Goal of the exercise:
Leave out the pictures; transcribe all else exactly.

===== Data shown =====

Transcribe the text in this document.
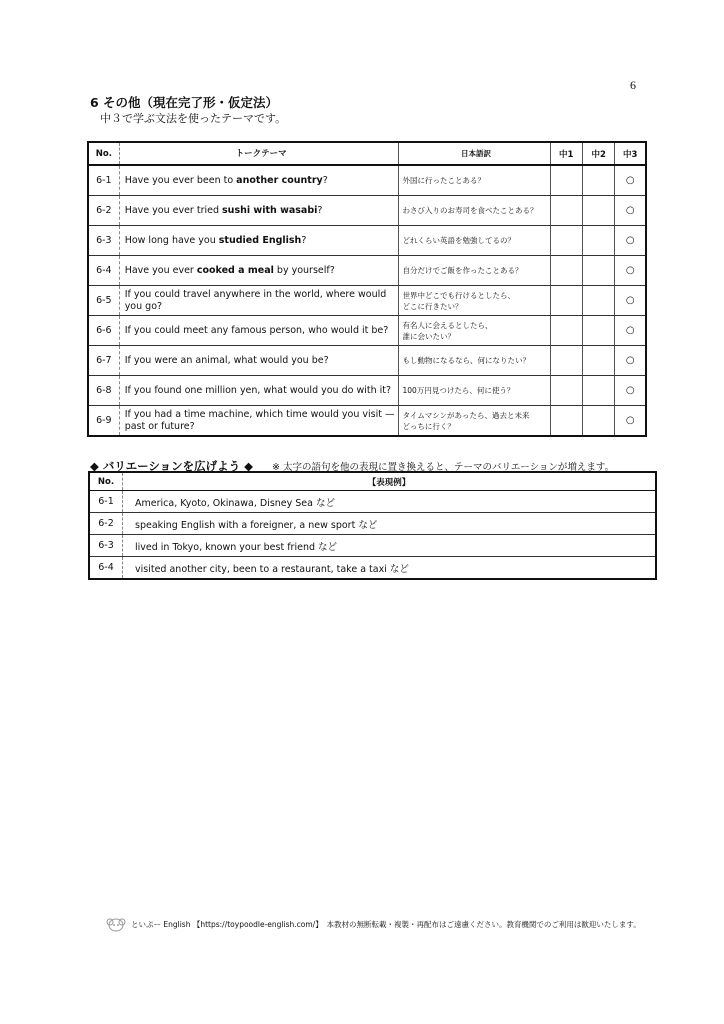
6
6 その他（現在完了形・仮定法）
中３で学ぶ文法を使ったテーマです。
No.	トークテーマ	日本語訳	中1	中2	中3
6-1	Have you ever been to another country?	外国に行ったことある？			○
6-2	Have you ever tried sushi with wasabi?	わさび入りのお寿司を食べたことある？			○
6-3	How long have you studied English?	どれくらい英語を勉強してるの？			○
6-4	Have you ever cooked a meal by yourself?	自分だけでご飯を作ったことある？			○
6-5	If you could travel anywhere in the world, where would you go?	世界中どこでも行けるとしたら、
どこに行きたい？			○
6-6	If you could meet any famous person, who would it be?	有名人に会えるとしたら、
誰に会いたい？			○
6-7	If you were an animal, what would you be?	もし動物になるなら、何になりたい？			○
6-8	If you found one million yen, what would you do with it?	100万円見つけたら、何に使う？			○
6-9	If you had a time machine, which time would you visit —past or future?	タイムマシンがあったら、過去と未来
どっちに行く？			○
◆ バリエーションを広げよう ◆ ※ 太字の語句を他の表現に置き換えると、テーマのバリエーションが増えます。
No.	【表現例】
6-1	America, Kyoto, Okinawa, Disney Sea など
6-2	speaking English with a foreigner, a new sport など
6-3	lived in Tokyo, known your best friend など
6-4	visited another city, been to a restaurant, take a taxi など
といぷー English 【https://toypoodle-english.com/】　本教材の無断転載・複製・再配布はご遠慮ください。教育機関でのご利用は歓迎いたします。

=====

Task response:
Transcribe the text in this document.
6
6 その他（現在完了形・仮定法）
中３で学ぶ文法を使ったテーマです。
No.	トークテーマ	日本語訳	中1	中2	中3
6-1	Have you ever been to another country?	外国に行ったことある？			○
6-2	Have you ever tried sushi with wasabi?	わさび入りのお寿司を食べたことある？			○
6-3	How long have you studied English?	どれくらい英語を勉強してるの？			○
6-4	Have you ever cooked a meal by yourself?	自分だけでご飯を作ったことある？			○
6-5	If you could travel anywhere in the world, where would you go?	世界中どこでも行けるとしたら、
どこに行きたい？			○
6-6	If you could meet any famous person, who would it be?	有名人に会えるとしたら、
誰に会いたい？			○
6-7	If you were an animal, what would you be?	もし動物になるなら、何になりたい？			○
6-8	If you found one million yen, what would you do with it?	100万円見つけたら、何に使う？			○
6-9	If you had a time machine, which time would you visit —past or future?	タイムマシンがあったら、過去と未来
どっちに行く？			○
◆ バリエーションを広げよう ◆ ※ 太字の語句を他の表現に置き換えると、テーマのバリエーションが増えます。
No.	【表現例】
6-1	America, Kyoto, Okinawa, Disney Sea など
6-2	speaking English with a foreigner, a new sport など
6-3	lived in Tokyo, known your best friend など
6-4	visited another city, been to a restaurant, take a taxi など
といぷー English 【https://toypoodle-english.com/】　本教材の無断転載・複製・再配布はご遠慮ください。教育機関でのご利用は歓迎いたします。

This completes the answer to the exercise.